Teks:
'''
🌚 rmdzn.

Berani Telanjang Itu Baik

Beruntung sekali jadi umat manusia. Diciptakan menjadi pemimpin di bumi dan sejak awal terbentuk sebagai makhluk berbibit unggul.

Saya tidak mau muluk-muluk dahulu. Dari sekian kebiasaan manusia, satu yang menjadi favorit adalah tidak telanjang. Sikap ini telah menjadi norma tersendiri, kecuali bagi kaum nudis yang lebih nyaman beraktivitas sambil memperlihatkan kulit, bentuk, dan bulu-bulu tubuhnya.

Penting nih. Ihwal “tidak telanjang” tidak selalu merujuk pada telanjang bulat. Bisa saja manusia berpakaian meskipun dengan model terbuka; bercelana saja, berbaju saja, atau gabungan keduanya dengan desain baju jadul maupun kekinian tertentu.
'''
Tugas Latihan:
1 > Dalam teks "Berani Telanjang Itu Baik", kebiasaan manusia mana yang disebut sebagai favorit?
2 > Tentukan apakah setiap pernyataan berikut sesuai dengan teks "Berani Telanjang Itu Baik". Jawab ya atau tidak, lalu kutip kata-kata teks yang menentukan jawaban itu.
(a) Manusia diciptakan menjadi pemimpin di bumi.
(b) Orang yang tidak telanjang pasti memakai pakaian yang tertutup.
(c) Kaum nudis lebih nyaman beraktivitas sambil memperlihatkan tubuhnya.
3 > Tulis lanjutan teks "Berani Telanjang Itu Baik" yang dimulai tepat setelah kalimat terakhirnya.

Data yang Diberikan:
'''
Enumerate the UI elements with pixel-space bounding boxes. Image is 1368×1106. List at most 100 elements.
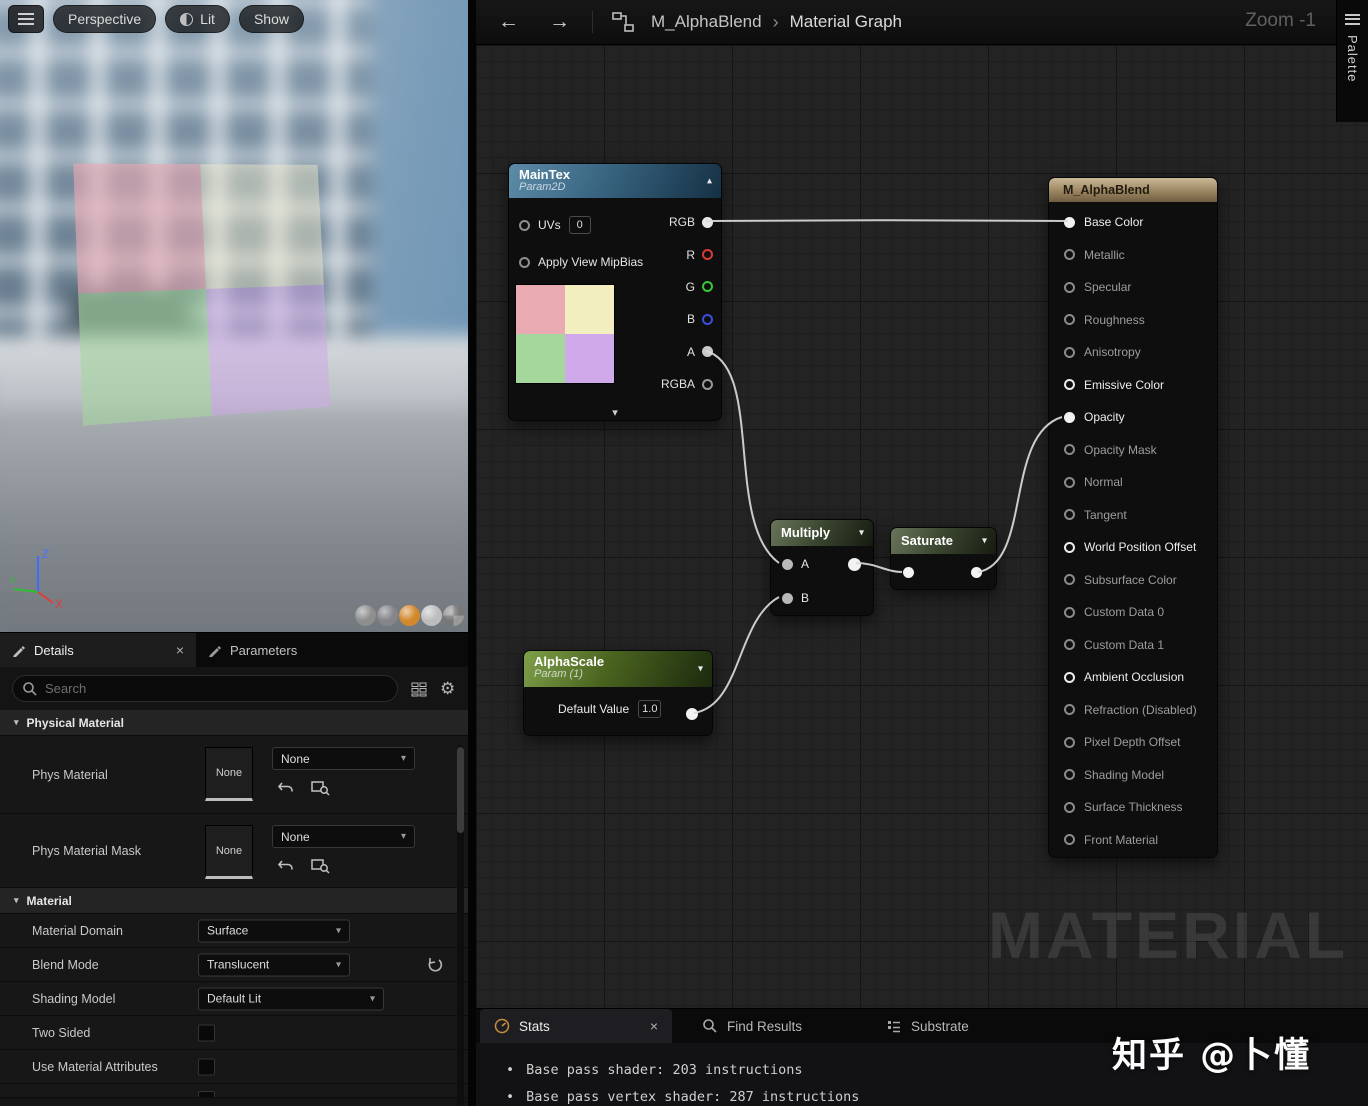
'''
Jawaban Latihan:
1 > Kebiasaan tidak telanjang.

2 >
(a) Ya: "Diciptakan menjadi pemimpin di bumi"
(b) Tidak: "Bisa saja manusia berpakaian meskipun dengan model terbuka"
(c) Ya: "kecuali bagi kaum nudis yang lebih nyaman beraktivitas sambil memperlihatkan kulit, bentuk, dan bulu-bulu tubuhnya"

3 >
Namun, bayangkan kalau manusia tidak diberi norma bawaan untuk tidak telanjang. Spektrum warna manusia jadi terbatas. Hanya ada hitam, coklat, kuning, putih, dan merah di antrean perpanjangan STNK di Samsat. Itupun tergantung genetika. Kecuali antara hitam dan putih, warna-warna lainnya tidak mencolok. Bandingkan dengan baju-baju yang diproduksi zaman ini, ada yang hijau, ungu, oranye, biru, dll. Saya jadi bisa menunjuk orang dengan, “itu lho mas-mas baju hijau yang ditampol ibu-ibu di pasar karena nyerempet gerobak jualan gorengan.

Bayangkan kalau manusia tidak diberi norma bawaan untuk tidak telanjang. Saya tidak dapat memamerkan karakter lucu Tony Tony Chopper, Upin Ipin, atau yang gagah seperti Superman dan Batman yang biasa ada di baju orang-orang. Saya juga tidak dapat memamerkan logo-logo sponsor pekerjaan atau logo konferensi fafifu yang pernah saya kunjungi. Tato mungkin akan menjadi budaya normal menggantikan gambar-gambar seperti itu. Dan rasa ketika disulut-sulut jarum akan menjadi rasa geli seperti digigit semut pudak.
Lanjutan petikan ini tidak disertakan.